Write out the entries, please, from the line containing "Reverse-engineer this chart into JSON." through their final line, exactly and with nothing else.

• • • • • • •

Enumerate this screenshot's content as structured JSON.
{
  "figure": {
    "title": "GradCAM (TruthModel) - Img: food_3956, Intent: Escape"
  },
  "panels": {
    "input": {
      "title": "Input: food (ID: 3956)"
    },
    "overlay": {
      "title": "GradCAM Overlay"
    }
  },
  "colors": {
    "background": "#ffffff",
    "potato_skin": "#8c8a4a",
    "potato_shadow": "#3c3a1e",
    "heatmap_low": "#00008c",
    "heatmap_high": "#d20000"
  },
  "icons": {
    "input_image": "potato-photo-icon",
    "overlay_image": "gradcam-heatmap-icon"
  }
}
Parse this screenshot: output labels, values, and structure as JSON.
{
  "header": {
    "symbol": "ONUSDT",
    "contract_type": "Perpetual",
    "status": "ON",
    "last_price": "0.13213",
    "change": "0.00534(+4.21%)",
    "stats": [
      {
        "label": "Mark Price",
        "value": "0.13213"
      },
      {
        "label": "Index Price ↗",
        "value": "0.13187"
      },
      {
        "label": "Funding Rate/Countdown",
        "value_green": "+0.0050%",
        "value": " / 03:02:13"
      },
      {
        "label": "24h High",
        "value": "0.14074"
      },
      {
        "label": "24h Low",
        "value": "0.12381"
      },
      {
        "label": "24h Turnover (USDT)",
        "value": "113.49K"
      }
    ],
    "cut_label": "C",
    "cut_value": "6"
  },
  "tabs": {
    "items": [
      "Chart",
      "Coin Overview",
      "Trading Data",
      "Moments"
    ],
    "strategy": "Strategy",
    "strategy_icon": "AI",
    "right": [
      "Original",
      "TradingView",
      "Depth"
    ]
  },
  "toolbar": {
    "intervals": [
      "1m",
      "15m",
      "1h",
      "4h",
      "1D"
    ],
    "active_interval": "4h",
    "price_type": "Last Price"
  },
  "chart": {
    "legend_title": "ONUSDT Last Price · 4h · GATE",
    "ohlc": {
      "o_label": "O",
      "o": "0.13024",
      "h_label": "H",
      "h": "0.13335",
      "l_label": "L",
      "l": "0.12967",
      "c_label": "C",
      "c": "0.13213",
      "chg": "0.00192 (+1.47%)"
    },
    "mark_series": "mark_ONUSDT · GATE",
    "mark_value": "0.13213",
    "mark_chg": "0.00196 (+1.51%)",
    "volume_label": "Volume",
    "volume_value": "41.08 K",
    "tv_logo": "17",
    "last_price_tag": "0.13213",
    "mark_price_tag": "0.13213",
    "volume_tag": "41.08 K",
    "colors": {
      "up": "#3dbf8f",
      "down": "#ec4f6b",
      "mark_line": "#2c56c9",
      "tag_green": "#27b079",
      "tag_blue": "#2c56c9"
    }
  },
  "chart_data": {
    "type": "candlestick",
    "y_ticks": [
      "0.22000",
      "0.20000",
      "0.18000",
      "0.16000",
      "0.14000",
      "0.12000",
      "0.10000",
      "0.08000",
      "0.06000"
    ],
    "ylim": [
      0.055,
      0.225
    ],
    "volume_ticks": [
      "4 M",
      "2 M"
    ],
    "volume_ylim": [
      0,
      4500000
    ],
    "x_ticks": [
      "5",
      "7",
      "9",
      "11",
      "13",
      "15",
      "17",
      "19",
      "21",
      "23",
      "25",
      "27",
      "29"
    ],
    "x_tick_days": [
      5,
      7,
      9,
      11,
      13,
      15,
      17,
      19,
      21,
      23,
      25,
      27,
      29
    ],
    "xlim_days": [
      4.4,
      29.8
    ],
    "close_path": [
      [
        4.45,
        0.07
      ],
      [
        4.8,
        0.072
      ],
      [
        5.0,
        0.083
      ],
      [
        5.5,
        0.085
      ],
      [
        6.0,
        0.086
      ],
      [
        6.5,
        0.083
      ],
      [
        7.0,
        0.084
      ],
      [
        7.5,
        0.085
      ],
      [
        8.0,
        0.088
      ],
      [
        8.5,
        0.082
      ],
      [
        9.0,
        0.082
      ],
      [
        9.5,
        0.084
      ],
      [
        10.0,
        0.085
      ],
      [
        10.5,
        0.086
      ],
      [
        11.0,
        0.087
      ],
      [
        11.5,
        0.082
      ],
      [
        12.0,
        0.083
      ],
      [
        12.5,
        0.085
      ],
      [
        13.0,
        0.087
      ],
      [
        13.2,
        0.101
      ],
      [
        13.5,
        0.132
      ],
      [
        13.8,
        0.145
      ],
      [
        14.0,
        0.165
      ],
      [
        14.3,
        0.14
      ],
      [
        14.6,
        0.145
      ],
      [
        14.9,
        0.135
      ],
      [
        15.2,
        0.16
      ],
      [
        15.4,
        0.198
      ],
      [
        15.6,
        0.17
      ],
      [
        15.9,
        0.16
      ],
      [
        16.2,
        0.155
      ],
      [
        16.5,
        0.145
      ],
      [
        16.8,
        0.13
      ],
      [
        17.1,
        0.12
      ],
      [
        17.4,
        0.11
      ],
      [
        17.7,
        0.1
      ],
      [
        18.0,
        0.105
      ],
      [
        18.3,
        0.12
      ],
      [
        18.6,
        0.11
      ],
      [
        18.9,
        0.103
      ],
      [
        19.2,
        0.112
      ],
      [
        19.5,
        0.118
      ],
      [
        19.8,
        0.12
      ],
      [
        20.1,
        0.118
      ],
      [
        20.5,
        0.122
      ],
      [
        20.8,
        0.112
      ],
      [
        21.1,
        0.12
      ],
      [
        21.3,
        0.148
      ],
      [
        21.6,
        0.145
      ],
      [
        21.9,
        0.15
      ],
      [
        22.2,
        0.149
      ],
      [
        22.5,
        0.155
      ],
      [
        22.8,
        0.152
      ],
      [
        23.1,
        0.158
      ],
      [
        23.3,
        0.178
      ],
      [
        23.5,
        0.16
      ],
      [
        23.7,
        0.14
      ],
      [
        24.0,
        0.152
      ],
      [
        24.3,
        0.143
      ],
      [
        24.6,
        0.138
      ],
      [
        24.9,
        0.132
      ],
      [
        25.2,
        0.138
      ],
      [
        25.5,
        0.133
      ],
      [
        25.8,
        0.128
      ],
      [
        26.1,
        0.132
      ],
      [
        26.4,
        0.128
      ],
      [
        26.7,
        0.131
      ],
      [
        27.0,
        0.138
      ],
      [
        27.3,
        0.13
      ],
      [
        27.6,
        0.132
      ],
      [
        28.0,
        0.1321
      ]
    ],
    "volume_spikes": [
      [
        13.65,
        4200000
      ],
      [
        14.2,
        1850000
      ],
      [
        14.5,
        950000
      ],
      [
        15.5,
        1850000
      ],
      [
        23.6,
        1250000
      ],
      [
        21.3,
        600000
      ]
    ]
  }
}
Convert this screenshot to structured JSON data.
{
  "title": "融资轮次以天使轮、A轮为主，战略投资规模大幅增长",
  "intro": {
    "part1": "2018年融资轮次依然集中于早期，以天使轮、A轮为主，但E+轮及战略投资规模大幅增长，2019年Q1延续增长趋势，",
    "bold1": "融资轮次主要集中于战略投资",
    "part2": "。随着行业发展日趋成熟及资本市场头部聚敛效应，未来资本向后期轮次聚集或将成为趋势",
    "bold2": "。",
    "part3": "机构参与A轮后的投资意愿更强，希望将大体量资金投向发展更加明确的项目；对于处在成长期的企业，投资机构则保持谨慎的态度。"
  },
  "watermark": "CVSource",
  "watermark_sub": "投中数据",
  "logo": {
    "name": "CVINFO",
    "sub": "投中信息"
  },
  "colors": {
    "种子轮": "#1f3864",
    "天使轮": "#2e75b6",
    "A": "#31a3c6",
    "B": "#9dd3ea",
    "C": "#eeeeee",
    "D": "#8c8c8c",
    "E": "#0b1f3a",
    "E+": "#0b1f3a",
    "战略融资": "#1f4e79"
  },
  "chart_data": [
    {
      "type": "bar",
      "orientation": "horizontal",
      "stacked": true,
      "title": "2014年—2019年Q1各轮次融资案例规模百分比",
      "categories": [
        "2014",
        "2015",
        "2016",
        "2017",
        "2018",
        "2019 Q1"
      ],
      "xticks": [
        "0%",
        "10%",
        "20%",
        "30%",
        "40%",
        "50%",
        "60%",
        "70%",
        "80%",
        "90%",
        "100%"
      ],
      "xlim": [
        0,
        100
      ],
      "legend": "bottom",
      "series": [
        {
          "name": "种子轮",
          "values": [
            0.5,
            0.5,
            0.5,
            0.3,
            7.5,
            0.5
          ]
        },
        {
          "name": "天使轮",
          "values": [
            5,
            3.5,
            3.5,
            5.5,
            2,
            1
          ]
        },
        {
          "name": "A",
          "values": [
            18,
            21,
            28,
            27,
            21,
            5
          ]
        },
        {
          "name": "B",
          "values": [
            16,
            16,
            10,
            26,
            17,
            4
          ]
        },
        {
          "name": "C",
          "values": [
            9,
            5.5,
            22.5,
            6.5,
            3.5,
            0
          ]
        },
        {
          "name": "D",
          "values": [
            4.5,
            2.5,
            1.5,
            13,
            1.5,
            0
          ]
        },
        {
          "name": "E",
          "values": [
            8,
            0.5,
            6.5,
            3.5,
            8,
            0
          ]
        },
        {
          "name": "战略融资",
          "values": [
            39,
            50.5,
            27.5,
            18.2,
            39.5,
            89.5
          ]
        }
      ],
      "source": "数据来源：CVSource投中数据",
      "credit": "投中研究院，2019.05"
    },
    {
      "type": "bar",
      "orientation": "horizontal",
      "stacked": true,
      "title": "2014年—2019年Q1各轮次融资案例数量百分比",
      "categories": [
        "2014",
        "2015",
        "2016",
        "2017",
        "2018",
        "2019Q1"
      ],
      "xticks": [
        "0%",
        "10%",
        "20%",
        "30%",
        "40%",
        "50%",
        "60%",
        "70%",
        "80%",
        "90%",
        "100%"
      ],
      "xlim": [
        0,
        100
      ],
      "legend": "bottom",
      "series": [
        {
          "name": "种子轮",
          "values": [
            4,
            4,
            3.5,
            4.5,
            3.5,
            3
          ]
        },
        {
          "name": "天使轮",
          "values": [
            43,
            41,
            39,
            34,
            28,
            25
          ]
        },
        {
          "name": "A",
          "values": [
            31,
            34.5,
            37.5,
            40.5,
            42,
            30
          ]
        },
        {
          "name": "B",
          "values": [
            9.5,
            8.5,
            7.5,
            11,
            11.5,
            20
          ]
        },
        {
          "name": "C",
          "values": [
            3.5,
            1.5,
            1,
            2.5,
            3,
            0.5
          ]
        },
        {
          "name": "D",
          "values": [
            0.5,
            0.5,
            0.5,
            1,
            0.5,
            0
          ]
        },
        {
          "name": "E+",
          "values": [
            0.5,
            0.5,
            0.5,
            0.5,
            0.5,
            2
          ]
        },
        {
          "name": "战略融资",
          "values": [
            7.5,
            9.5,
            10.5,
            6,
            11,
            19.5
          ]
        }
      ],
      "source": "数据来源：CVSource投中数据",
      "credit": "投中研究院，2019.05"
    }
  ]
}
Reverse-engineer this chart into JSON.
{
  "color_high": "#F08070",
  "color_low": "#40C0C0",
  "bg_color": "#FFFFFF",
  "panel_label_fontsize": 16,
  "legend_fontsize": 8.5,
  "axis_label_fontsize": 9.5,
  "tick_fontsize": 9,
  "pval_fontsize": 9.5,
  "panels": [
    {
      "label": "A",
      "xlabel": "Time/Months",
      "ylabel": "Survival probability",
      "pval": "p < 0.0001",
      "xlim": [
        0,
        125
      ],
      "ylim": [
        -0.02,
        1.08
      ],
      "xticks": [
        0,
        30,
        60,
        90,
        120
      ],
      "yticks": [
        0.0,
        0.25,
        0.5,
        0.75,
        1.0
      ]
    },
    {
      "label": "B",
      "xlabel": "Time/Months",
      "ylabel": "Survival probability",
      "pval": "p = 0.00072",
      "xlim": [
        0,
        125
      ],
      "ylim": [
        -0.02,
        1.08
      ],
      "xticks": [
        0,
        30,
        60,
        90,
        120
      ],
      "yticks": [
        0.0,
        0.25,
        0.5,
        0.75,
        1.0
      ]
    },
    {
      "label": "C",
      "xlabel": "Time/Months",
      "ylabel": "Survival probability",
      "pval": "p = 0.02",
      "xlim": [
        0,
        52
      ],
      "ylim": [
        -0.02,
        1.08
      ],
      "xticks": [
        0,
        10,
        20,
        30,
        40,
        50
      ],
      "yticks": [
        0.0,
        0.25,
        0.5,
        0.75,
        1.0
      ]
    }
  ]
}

• • • • • • •

**ANSWER TO THE EXERCISE**:
Reverse-engineer this chart into JSON.
{
  "color_high": "#F08070",
  "color_low": "#40C0C0",
  "bg_color": "#FFFFFF",
  "panel_label_fontsize": 16,
  "legend_fontsize": 8.5,
  "axis_label_fontsize": 9.5,
  "tick_fontsize": 9,
  "pval_fontsize": 9.5,
  "panels": [
    {
      "label": "A",
      "xlabel": "Time/Months",
      "ylabel": "Survival probability",
      "pval": "p < 0.0001",
      "xlim": [
        0,
        125
      ],
      "ylim": [
        -0.02,
        1.08
      ],
      "xticks": [
        0,
        30,
        60,
        90,
        120
      ],
      "yticks": [
        0.0,
        0.25,
        0.5,
        0.75,
        1.0
      ]
    },
    {
      "label": "B",
      "xlabel": "Time/Months",
      "ylabel": "Survival probability",
      "pval": "p = 0.00072",
      "xlim": [
        0,
        125
      ],
      "ylim": [
        -0.02,
        1.08
      ],
      "xticks": [
        0,
        30,
        60,
        90,
        120
      ],
      "yticks": [
        0.0,
        0.25,
        0.5,
        0.75,
        1.0
      ]
    },
    {
      "label": "C",
      "xlabel": "Time/Months",
      "ylabel": "Survival probability",
      "pval": "p = 0.02",
      "xlim": [
        0,
        52
      ],
      "ylim": [
        -0.02,
        1.08
      ],
      "xticks": [
        0,
        10,
        20,
        30,
        40,
        50
      ],
      "yticks": [
        0.0,
        0.25,
        0.5,
        0.75,
        1.0
      ]
    }
  ]
}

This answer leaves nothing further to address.